### Provided information
══════

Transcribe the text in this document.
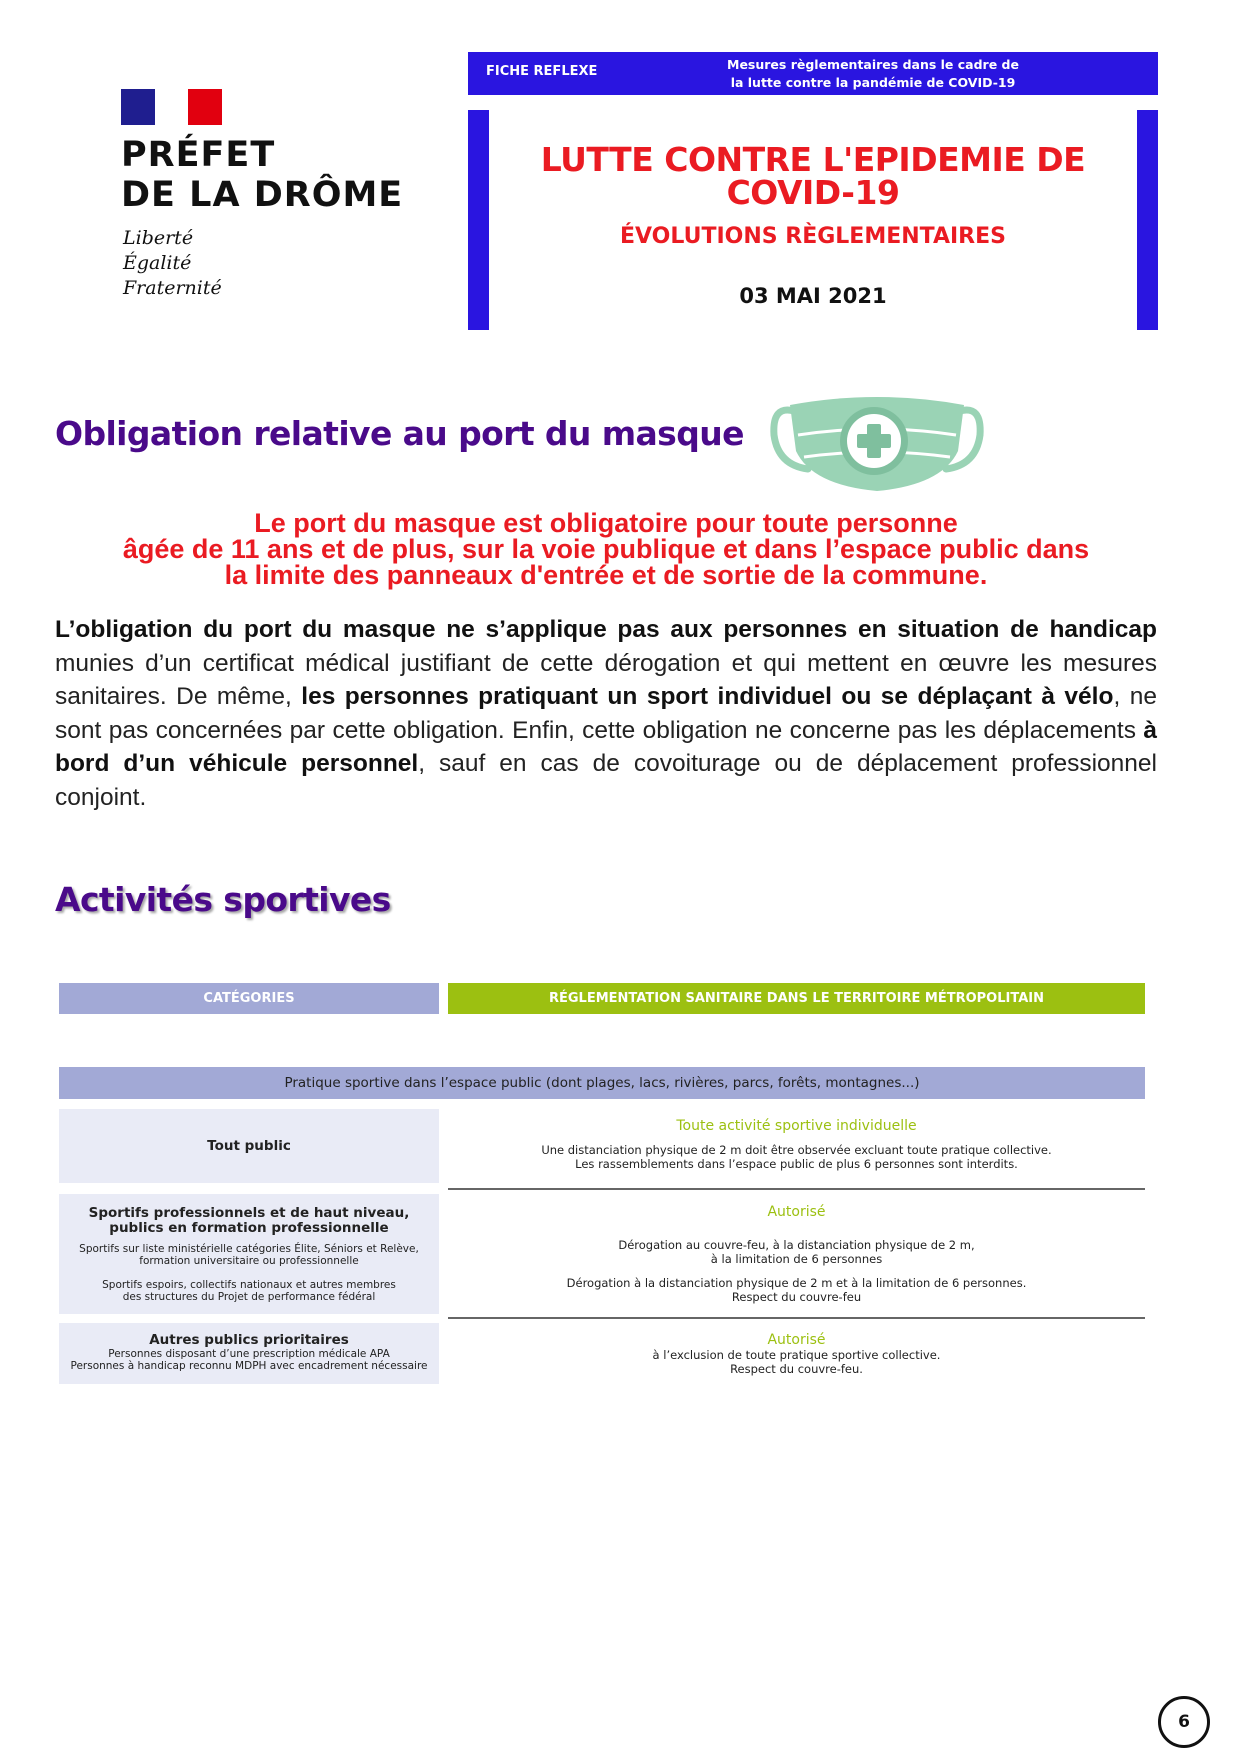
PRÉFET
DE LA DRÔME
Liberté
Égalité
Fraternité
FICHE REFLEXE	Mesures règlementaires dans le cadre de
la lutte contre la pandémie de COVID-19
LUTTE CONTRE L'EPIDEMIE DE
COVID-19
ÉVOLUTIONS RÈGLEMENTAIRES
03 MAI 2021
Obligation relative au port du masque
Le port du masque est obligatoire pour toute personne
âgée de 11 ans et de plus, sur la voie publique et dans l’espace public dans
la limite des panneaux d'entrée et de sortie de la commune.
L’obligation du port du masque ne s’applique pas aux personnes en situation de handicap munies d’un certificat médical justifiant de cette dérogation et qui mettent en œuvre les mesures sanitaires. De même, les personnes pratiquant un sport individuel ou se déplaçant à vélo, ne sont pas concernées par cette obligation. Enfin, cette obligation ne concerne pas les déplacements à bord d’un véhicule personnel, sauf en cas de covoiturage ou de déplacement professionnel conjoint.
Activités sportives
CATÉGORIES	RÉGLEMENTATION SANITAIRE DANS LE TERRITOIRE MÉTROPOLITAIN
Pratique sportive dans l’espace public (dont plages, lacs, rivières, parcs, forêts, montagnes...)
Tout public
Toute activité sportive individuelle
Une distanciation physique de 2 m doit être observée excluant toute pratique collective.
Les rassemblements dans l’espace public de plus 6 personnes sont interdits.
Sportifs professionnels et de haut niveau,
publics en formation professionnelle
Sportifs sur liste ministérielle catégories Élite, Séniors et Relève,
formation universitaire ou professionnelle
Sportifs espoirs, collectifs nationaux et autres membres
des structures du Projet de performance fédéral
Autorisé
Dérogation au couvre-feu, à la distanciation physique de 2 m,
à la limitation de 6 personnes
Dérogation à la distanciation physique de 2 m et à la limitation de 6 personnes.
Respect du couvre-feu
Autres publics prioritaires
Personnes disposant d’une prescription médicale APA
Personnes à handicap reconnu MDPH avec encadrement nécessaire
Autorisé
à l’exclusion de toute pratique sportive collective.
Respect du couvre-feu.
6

══════

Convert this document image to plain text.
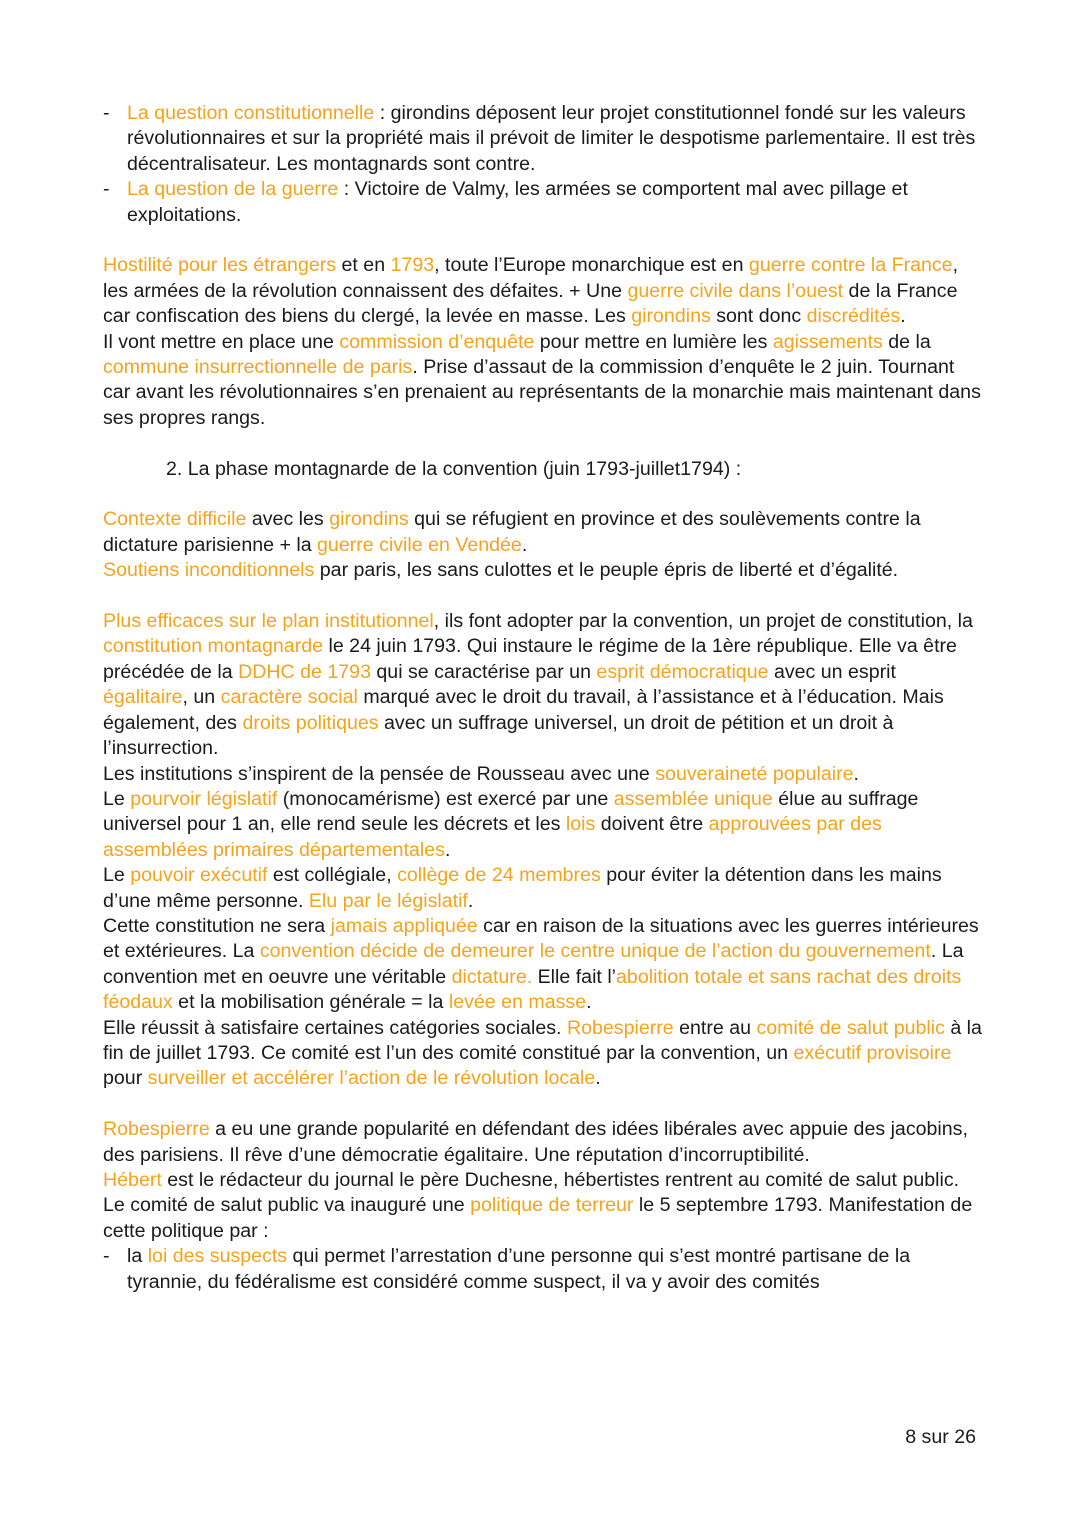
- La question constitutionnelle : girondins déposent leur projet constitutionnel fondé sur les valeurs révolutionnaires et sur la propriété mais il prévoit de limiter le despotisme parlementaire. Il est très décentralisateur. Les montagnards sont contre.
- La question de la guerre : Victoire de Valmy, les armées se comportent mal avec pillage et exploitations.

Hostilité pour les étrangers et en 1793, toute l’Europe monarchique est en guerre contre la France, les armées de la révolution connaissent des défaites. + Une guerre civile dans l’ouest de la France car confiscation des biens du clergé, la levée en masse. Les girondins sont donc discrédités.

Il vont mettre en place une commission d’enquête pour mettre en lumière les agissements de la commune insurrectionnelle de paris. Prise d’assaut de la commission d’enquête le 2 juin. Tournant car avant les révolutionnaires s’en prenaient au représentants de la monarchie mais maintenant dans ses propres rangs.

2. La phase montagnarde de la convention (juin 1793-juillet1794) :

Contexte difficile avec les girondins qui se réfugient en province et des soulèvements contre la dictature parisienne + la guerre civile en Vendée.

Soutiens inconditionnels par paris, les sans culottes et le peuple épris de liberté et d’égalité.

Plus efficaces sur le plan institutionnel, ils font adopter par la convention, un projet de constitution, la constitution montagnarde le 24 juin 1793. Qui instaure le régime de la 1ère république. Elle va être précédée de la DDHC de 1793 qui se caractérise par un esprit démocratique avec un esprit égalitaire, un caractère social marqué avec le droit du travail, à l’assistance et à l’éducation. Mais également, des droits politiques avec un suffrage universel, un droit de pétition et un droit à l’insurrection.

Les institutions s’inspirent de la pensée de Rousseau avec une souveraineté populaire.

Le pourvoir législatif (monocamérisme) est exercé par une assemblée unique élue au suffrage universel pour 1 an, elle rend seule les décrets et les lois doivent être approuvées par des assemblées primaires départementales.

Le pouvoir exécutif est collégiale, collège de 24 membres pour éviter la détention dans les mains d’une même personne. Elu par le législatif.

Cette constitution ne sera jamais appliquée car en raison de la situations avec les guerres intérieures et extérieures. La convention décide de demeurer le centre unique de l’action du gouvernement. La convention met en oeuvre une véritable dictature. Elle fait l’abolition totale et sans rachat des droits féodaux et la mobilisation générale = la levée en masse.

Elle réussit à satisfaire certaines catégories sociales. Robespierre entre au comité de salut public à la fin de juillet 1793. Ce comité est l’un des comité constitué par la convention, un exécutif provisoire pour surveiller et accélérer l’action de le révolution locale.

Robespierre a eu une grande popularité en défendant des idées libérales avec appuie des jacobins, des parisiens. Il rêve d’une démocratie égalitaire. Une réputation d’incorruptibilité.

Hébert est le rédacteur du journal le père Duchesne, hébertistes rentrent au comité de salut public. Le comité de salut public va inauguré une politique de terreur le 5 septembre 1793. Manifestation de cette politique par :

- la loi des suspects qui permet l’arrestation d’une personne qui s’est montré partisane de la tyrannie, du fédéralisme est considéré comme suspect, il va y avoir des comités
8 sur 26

══════

### Requirements
Show each line holding the word "COVID".

### Finished exercise
la lutte contre la pandémie de COVID-19
COVID-19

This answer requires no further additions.